> Records excerpted from a collection:

— Begin —

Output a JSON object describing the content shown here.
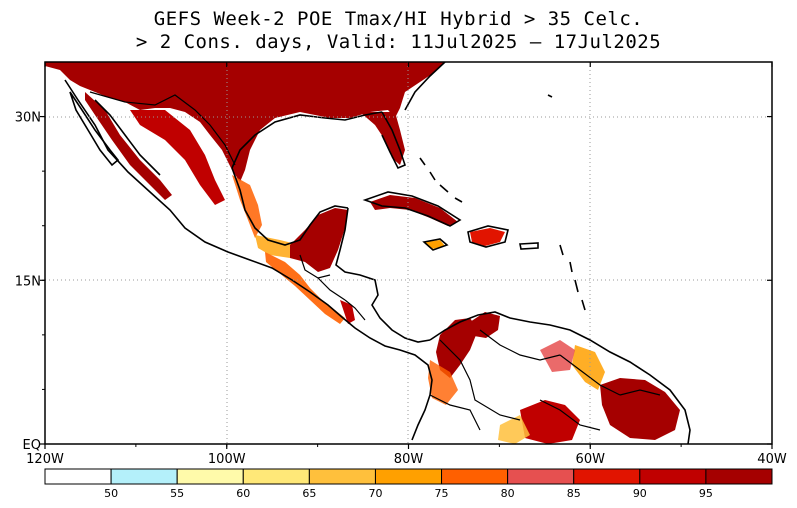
{
  "title": {
    "line1": "GEFS Week-2 POE Tmax/HI Hybrid > 35 Celc.",
    "line2": "> 2 Cons. days, Valid: 11Jul2025 – 17Jul2025"
  },
  "map": {
    "lon_range": [
      -120,
      -40
    ],
    "lat_range": [
      0,
      35
    ],
    "x_ticks": [
      {
        "value": -120,
        "label": "120W"
      },
      {
        "value": -100,
        "label": "100W"
      },
      {
        "value": -80,
        "label": "80W"
      },
      {
        "value": -60,
        "label": "60W"
      },
      {
        "value": -40,
        "label": "40W"
      }
    ],
    "y_ticks": [
      {
        "value": 30,
        "label": "30N"
      },
      {
        "value": 15,
        "label": "15N"
      },
      {
        "value": 0,
        "label": "EQ"
      }
    ]
  },
  "colorbar": {
    "colors": [
      "#ffffff",
      "#b4f0fa",
      "#fffaaa",
      "#ffe878",
      "#ffc03c",
      "#ffa000",
      "#ff6000",
      "#e65050",
      "#e11400",
      "#c00000",
      "#a50000"
    ],
    "labels": [
      "50",
      "55",
      "60",
      "65",
      "70",
      "75",
      "80",
      "85",
      "90",
      "95"
    ]
  },
  "colors": {
    "dark_red": "#a50000",
    "red": "#c00000",
    "border": "#000000"
  }
}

— End —

> EXERCISE AIM:
Transcribe all of the material exactly, leaving out whatever pictures it contains.

> EXPECTED OUTPUT:
Output a JSON object describing the content shown here.
{
  "title": {
    "line1": "GEFS Week-2 POE Tmax/HI Hybrid > 35 Celc.",
    "line2": "> 2 Cons. days, Valid: 11Jul2025 – 17Jul2025"
  },
  "map": {
    "lon_range": [
      -120,
      -40
    ],
    "lat_range": [
      0,
      35
    ],
    "x_ticks": [
      {
        "value": -120,
        "label": "120W"
      },
      {
        "value": -100,
        "label": "100W"
      },
      {
        "value": -80,
        "label": "80W"
      },
      {
        "value": -60,
        "label": "60W"
      },
      {
        "value": -40,
        "label": "40W"
      }
    ],
    "y_ticks": [
      {
        "value": 30,
        "label": "30N"
      },
      {
        "value": 15,
        "label": "15N"
      },
      {
        "value": 0,
        "label": "EQ"
      }
    ]
  },
  "colorbar": {
    "colors": [
      "#ffffff",
      "#b4f0fa",
      "#fffaaa",
      "#ffe878",
      "#ffc03c",
      "#ffa000",
      "#ff6000",
      "#e65050",
      "#e11400",
      "#c00000",
      "#a50000"
    ],
    "labels": [
      "50",
      "55",
      "60",
      "65",
      "70",
      "75",
      "80",
      "85",
      "90",
      "95"
    ]
  },
  "colors": {
    "dark_red": "#a50000",
    "red": "#c00000",
    "border": "#000000"
  }
}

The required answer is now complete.